-- start Extracted entries --

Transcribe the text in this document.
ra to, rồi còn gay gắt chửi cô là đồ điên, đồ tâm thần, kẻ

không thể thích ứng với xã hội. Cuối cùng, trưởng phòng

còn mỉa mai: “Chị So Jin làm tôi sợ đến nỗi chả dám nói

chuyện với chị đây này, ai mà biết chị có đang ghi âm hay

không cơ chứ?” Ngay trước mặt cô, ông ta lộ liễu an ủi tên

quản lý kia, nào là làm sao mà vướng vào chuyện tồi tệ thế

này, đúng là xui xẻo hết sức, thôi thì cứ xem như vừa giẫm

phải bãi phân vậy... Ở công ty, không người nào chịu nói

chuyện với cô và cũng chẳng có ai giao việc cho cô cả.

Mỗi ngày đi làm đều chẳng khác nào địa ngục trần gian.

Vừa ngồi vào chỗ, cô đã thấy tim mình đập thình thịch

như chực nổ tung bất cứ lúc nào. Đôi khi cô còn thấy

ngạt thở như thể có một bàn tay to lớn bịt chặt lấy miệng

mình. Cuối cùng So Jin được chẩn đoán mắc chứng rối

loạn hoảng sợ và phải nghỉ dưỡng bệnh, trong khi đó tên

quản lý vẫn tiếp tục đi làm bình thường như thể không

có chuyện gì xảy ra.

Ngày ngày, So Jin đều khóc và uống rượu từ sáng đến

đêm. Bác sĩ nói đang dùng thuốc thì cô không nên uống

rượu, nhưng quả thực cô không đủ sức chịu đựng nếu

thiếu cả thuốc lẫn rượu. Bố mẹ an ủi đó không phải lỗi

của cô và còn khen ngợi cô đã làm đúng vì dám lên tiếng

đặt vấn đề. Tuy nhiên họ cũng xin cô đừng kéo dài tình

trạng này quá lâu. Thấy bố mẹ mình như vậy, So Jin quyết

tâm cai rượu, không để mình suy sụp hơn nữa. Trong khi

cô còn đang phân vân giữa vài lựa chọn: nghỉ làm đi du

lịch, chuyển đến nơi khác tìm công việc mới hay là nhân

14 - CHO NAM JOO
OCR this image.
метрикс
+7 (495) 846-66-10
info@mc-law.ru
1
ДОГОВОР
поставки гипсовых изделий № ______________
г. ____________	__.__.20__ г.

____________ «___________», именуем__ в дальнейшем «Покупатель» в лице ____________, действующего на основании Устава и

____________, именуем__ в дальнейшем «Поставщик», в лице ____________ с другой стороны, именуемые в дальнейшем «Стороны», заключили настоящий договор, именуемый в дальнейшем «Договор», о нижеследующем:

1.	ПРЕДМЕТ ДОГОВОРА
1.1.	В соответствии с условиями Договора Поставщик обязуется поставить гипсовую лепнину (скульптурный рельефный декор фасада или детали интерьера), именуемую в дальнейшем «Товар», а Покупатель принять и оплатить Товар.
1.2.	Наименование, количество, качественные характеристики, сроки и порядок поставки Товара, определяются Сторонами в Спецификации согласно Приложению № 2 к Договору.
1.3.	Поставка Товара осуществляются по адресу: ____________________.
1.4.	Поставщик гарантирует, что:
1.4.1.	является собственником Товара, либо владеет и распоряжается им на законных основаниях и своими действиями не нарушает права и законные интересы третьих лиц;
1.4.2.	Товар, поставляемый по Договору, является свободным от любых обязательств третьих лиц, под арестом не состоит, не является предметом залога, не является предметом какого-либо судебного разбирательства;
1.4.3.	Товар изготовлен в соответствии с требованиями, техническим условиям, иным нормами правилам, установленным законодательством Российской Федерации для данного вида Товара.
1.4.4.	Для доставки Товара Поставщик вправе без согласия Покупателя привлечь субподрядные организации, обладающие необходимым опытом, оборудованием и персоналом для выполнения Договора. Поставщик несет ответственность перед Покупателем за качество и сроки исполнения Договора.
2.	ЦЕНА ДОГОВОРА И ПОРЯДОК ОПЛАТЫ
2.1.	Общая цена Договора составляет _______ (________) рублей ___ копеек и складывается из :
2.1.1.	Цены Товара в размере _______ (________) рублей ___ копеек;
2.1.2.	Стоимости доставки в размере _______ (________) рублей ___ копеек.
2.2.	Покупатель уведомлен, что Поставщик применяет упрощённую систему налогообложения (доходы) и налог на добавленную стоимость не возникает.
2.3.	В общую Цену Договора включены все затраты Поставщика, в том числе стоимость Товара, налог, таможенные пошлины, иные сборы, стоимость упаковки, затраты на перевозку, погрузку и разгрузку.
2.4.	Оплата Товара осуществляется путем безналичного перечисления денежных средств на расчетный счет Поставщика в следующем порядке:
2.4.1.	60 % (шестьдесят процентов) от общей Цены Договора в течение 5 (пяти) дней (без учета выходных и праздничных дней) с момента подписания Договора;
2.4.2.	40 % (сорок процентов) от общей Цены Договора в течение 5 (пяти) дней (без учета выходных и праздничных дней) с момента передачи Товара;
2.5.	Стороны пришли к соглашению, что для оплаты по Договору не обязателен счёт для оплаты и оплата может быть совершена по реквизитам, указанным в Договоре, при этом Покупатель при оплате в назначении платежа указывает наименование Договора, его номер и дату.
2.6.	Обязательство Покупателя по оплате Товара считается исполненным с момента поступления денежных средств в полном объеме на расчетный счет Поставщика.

-- end Extracted entries --

### Set exercise
Give the count of lines that hold the word "дней", with nothing added.

### Task result
2